- Exercise description:
Check each line for the word "JSON" and give how many have it. Say nothing else.

- Dataset records:

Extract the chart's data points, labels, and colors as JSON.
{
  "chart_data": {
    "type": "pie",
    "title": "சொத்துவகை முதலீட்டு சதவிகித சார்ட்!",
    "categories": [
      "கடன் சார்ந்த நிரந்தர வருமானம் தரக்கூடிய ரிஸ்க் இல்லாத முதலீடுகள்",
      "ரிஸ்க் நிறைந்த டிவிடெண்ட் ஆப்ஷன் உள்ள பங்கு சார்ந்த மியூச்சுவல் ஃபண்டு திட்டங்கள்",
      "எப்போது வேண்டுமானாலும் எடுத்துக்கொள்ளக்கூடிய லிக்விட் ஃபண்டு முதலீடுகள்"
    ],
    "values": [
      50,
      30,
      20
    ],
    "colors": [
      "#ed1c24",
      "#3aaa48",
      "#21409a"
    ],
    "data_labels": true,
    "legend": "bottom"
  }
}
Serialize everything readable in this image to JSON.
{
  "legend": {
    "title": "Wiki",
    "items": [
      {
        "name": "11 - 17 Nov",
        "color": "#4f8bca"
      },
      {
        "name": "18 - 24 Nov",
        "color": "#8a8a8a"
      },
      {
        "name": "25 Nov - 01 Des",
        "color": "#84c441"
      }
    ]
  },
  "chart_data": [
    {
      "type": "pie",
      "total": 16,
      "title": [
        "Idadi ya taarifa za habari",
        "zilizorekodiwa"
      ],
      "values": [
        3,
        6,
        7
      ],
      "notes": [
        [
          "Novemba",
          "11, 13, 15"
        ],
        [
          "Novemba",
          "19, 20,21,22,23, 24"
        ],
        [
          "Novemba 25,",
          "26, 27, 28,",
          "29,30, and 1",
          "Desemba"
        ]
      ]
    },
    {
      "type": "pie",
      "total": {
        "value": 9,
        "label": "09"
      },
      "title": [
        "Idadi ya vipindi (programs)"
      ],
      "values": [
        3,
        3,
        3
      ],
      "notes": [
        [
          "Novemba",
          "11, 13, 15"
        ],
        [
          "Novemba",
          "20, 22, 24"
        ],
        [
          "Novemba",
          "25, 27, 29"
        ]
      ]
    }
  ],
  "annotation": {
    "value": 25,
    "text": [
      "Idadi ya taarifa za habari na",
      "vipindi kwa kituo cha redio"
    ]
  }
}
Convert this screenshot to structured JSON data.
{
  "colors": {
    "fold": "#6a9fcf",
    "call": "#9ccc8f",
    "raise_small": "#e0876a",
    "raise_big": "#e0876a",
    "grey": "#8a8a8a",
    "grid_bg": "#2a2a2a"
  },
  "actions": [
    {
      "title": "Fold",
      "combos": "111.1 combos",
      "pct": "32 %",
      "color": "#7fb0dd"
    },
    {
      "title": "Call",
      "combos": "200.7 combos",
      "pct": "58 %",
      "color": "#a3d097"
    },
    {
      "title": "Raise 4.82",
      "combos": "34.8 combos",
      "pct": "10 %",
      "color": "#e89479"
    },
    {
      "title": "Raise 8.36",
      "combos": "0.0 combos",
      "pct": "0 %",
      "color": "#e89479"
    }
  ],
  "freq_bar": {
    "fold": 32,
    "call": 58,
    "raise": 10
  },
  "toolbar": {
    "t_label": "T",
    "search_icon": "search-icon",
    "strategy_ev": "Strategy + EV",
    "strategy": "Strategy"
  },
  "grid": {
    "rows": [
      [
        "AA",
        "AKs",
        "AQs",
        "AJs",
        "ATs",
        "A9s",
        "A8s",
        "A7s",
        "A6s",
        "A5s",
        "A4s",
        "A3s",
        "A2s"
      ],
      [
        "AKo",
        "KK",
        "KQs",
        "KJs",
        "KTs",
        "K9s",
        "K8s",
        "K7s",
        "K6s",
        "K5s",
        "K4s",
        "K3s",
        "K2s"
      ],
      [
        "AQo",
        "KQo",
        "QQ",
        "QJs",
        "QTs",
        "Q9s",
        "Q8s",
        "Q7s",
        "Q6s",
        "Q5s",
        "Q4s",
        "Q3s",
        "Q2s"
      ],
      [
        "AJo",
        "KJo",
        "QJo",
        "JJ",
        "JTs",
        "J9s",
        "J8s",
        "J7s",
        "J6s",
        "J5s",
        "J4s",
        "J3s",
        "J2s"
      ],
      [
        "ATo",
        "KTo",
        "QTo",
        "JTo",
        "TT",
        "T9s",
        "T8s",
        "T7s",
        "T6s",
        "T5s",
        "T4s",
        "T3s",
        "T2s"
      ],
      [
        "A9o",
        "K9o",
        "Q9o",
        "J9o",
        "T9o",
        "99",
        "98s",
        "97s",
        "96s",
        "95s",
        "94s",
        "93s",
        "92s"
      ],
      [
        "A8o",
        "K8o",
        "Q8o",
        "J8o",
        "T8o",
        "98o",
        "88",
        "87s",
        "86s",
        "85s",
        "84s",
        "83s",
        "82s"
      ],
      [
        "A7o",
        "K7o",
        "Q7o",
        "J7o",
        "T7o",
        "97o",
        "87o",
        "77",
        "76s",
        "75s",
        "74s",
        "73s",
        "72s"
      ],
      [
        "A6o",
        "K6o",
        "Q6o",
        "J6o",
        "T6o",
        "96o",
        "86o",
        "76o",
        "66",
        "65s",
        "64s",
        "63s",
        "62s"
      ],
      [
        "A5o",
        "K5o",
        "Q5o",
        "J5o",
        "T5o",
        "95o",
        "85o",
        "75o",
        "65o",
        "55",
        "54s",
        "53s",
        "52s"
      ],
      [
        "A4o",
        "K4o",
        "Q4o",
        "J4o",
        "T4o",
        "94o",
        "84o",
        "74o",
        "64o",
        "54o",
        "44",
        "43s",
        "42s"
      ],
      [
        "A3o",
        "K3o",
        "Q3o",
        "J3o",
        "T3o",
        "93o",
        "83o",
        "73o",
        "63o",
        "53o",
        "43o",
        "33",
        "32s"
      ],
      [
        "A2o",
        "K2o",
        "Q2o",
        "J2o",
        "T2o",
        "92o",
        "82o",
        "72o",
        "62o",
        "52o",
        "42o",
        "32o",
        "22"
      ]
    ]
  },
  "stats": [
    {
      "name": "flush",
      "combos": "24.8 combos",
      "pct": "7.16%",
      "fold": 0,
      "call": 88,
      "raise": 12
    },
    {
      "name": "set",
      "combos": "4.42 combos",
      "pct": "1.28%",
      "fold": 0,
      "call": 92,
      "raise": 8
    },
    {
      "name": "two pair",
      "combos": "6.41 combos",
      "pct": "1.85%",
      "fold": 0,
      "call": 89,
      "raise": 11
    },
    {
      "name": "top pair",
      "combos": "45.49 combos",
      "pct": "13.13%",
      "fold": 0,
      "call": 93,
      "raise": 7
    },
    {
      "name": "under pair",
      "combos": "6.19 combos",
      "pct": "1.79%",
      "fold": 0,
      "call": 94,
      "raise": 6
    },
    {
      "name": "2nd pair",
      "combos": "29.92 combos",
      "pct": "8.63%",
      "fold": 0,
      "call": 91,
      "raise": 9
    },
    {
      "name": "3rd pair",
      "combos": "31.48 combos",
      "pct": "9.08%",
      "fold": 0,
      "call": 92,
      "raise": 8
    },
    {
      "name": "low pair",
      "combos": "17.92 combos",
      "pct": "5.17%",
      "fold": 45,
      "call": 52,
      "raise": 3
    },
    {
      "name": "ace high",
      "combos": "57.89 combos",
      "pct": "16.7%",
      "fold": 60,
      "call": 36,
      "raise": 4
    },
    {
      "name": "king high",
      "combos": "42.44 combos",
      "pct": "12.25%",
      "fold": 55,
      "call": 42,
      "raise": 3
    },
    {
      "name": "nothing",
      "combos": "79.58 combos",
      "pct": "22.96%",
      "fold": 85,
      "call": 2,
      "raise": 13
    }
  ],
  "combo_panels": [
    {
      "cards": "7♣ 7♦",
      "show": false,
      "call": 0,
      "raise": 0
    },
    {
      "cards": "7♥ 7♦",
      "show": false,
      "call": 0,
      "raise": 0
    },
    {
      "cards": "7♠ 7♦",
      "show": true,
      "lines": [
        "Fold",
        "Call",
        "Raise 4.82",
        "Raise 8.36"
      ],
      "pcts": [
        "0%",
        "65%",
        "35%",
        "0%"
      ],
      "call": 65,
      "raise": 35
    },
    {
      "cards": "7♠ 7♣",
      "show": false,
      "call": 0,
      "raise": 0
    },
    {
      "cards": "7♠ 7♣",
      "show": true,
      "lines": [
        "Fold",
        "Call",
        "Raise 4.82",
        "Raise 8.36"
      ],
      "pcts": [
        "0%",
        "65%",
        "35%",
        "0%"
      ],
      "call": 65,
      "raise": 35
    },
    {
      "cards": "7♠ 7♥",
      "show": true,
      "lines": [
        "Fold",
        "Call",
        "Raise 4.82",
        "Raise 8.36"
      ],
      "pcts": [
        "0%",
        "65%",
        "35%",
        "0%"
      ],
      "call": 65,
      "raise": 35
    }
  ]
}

- Task response:
3